--- Task goal ---
Write out the entire listing below exactly, with the pictures left out.
* Start The input *
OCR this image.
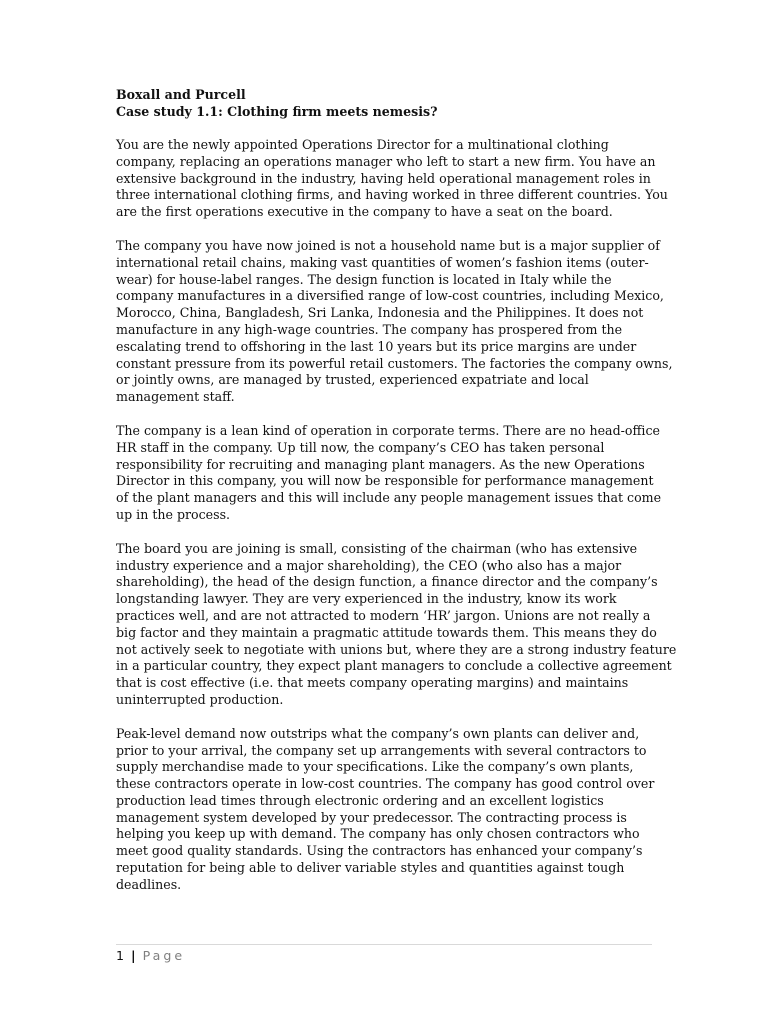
Boxall and Purcell

Case study 1.1: Clothing firm meets nemesis?

You are the newly appointed Operations Director for a multinational clothing
company, replacing an operations manager who left to start a new firm. You have an
extensive background in the industry, having held operational management roles in
three international clothing firms, and having worked in three different countries. You
are the first operations executive in the company to have a seat on the board.

The company you have now joined is not a household name but is a major supplier of
international retail chains, making vast quantities of women’s fashion items (outer-
wear) for house-label ranges. The design function is located in Italy while the
company manufactures in a diversified range of low-cost countries, including Mexico,
Morocco, China, Bangladesh, Sri Lanka, Indonesia and the Philippines. It does not
manufacture in any high-wage countries. The company has prospered from the
escalating trend to offshoring in the last 10 years but its price margins are under
constant pressure from its powerful retail customers. The factories the company owns,
or jointly owns, are managed by trusted, experienced expatriate and local
management staff.

The company is a lean kind of operation in corporate terms. There are no head-office
HR staff in the company. Up till now, the company’s CEO has taken personal
responsibility for recruiting and managing plant managers. As the new Operations
Director in this company, you will now be responsible for performance management
of the plant managers and this will include any people management issues that come
up in the process.

The board you are joining is small, consisting of the chairman (who has extensive
industry experience and a major shareholding), the CEO (who also has a major
shareholding), the head of the design function, a finance director and the company’s
longstanding lawyer. They are very experienced in the industry, know its work
practices well, and are not attracted to modern ‘HR’ jargon. Unions are not really a
big factor and they maintain a pragmatic attitude towards them. This means they do
not actively seek to negotiate with unions but, where they are a strong industry feature
in a particular country, they expect plant managers to conclude a collective agreement
that is cost effective (i.e. that meets company operating margins) and maintains
uninterrupted production.

Peak-level demand now outstrips what the company’s own plants can deliver and,
prior to your arrival, the company set up arrangements with several contractors to
supply merchandise made to your specifications. Like the company’s own plants,
these contractors operate in low-cost countries. The company has good control over
production lead times through electronic ordering and an excellent logistics
management system developed by your predecessor. The contracting process is
helping you keep up with demand. The company has only chosen contractors who
meet good quality standards. Using the contractors has enhanced your company’s
reputation for being able to deliver variable styles and quantities against tough
deadlines.

1 | Page
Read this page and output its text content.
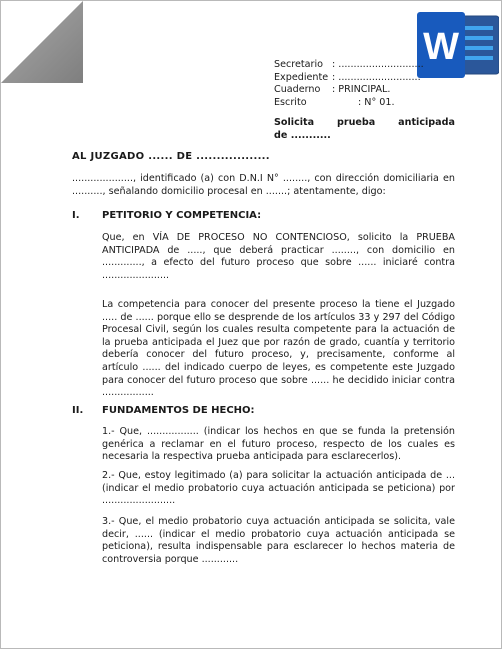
W
Secretario : ............................
Expediente : ...........................
Cuaderno : PRINCIPAL.
Escrito	: N° 01.
Solicita prueba anticipada
de ...........
AL JUZGADO ...... DE ..................
...................., identificado (a) con D.N.I N° ........, con dirección domiciliaria en .........., señalando domicilio procesal en .......; atentamente, digo:
I. PETITORIO Y COMPETENCIA:
Que, en VÍA DE PROCESO NO CONTENCIOSO, solicito la PRUEBA ANTICIPADA de ....., que deberá practicar ........, con domicilio en ............., a efecto del futuro proceso que sobre ...... iniciaré contra ......................
La competencia para conocer del presente proceso la tiene el Juzgado ..... de ...... porque ello se desprende de los artículos 33 y 297 del Código Procesal Civil, según los cuales resulta competente para la actuación de la prueba anticipada el Juez que por razón de grado, cuantía y territorio debería conocer del futuro proceso, y, precisamente, conforme al artículo ...... del indicado cuerpo de leyes, es competente este Juzgado para conocer del futuro proceso que sobre ...... he decidido iniciar contra .................
II. FUNDAMENTOS DE HECHO:
1.- Que, ................. (indicar los hechos en que se funda la pretensión genérica a reclamar en el futuro proceso, respecto de los cuales es necesaria la respectiva prueba anticipada para esclarecerlos).
2.- Que, estoy legitimado (a) para solicitar la actuación anticipada de ... (indicar el medio probatorio cuya actuación anticipada se peticiona) por ........................
3.- Que, el medio probatorio cuya actuación anticipada se solicita, vale decir, ...... (indicar el medio probatorio cuya actuación anticipada se peticiona), resulta indispensable para esclarecer lo hechos materia de controversia porque ............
* End The input *
--- Answer for the task ---
OCR this image.
Boxall and Purcell

Case study 1.1: Clothing firm meets nemesis?

You are the newly appointed Operations Director for a multinational clothing
company, replacing an operations manager who left to start a new firm. You have an
extensive background in the industry, having held operational management roles in
three international clothing firms, and having worked in three different countries. You
are the first operations executive in the company to have a seat on the board.

The company you have now joined is not a household name but is a major supplier of
international retail chains, making vast quantities of women’s fashion items (outer-
wear) for house-label ranges. The design function is located in Italy while the
company manufactures in a diversified range of low-cost countries, including Mexico,
Morocco, China, Bangladesh, Sri Lanka, Indonesia and the Philippines. It does not
manufacture in any high-wage countries. The company has prospered from the
escalating trend to offshoring in the last 10 years but its price margins are under
constant pressure from its powerful retail customers. The factories the company owns,
or jointly owns, are managed by trusted, experienced expatriate and local
management staff.

The company is a lean kind of operation in corporate terms. There are no head-office
HR staff in the company. Up till now, the company’s CEO has taken personal
responsibility for recruiting and managing plant managers. As the new Operations
Director in this company, you will now be responsible for performance management
of the plant managers and this will include any people management issues that come
up in the process.

The board you are joining is small, consisting of the chairman (who has extensive
industry experience and a major shareholding), the CEO (who also has a major
shareholding), the head of the design function, a finance director and the company’s
longstanding lawyer. They are very experienced in the industry, know its work
practices well, and are not attracted to modern ‘HR’ jargon. Unions are not really a
big factor and they maintain a pragmatic attitude towards them. This means they do
not actively seek to negotiate with unions but, where they are a strong industry feature
in a particular country, they expect plant managers to conclude a collective agreement
that is cost effective (i.e. that meets company operating margins) and maintains
uninterrupted production.

Peak-level demand now outstrips what the company’s own plants can deliver and,
prior to your arrival, the company set up arrangements with several contractors to
supply merchandise made to your specifications. Like the company’s own plants,
these contractors operate in low-cost countries. The company has good control over
production lead times through electronic ordering and an excellent logistics
management system developed by your predecessor. The contracting process is
helping you keep up with demand. The company has only chosen contractors who
meet good quality standards. Using the contractors has enhanced your company’s
reputation for being able to deliver variable styles and quantities against tough
deadlines.

1 | Page
Read this page and output its text content.
W
Secretario : ............................
Expediente : ...........................
Cuaderno : PRINCIPAL.
Escrito	: N° 01.
Solicita prueba anticipada
de ...........
AL JUZGADO ...... DE ..................
...................., identificado (a) con D.N.I N° ........, con dirección domiciliaria en .........., señalando domicilio procesal en .......; atentamente, digo:
I. PETITORIO Y COMPETENCIA:
Que, en VÍA DE PROCESO NO CONTENCIOSO, solicito la PRUEBA ANTICIPADA de ....., que deberá practicar ........, con domicilio en ............., a efecto del futuro proceso que sobre ...... iniciaré contra ......................
La competencia para conocer del presente proceso la tiene el Juzgado ..... de ...... porque ello se desprende de los artículos 33 y 297 del Código Procesal Civil, según los cuales resulta competente para la actuación de la prueba anticipada el Juez que por razón de grado, cuantía y territorio debería conocer del futuro proceso, y, precisamente, conforme al artículo ...... del indicado cuerpo de leyes, es competente este Juzgado para conocer del futuro proceso que sobre ...... he decidido iniciar contra .................
II. FUNDAMENTOS DE HECHO:
1.- Que, ................. (indicar los hechos en que se funda la pretensión genérica a reclamar en el futuro proceso, respecto de los cuales es necesaria la respectiva prueba anticipada para esclarecerlos).
2.- Que, estoy legitimado (a) para solicitar la actuación anticipada de ... (indicar el medio probatorio cuya actuación anticipada se peticiona) por ........................
3.- Que, el medio probatorio cuya actuación anticipada se solicita, vale decir, ...... (indicar el medio probatorio cuya actuación anticipada se peticiona), resulta indispensable para esclarecer lo hechos materia de controversia porque ............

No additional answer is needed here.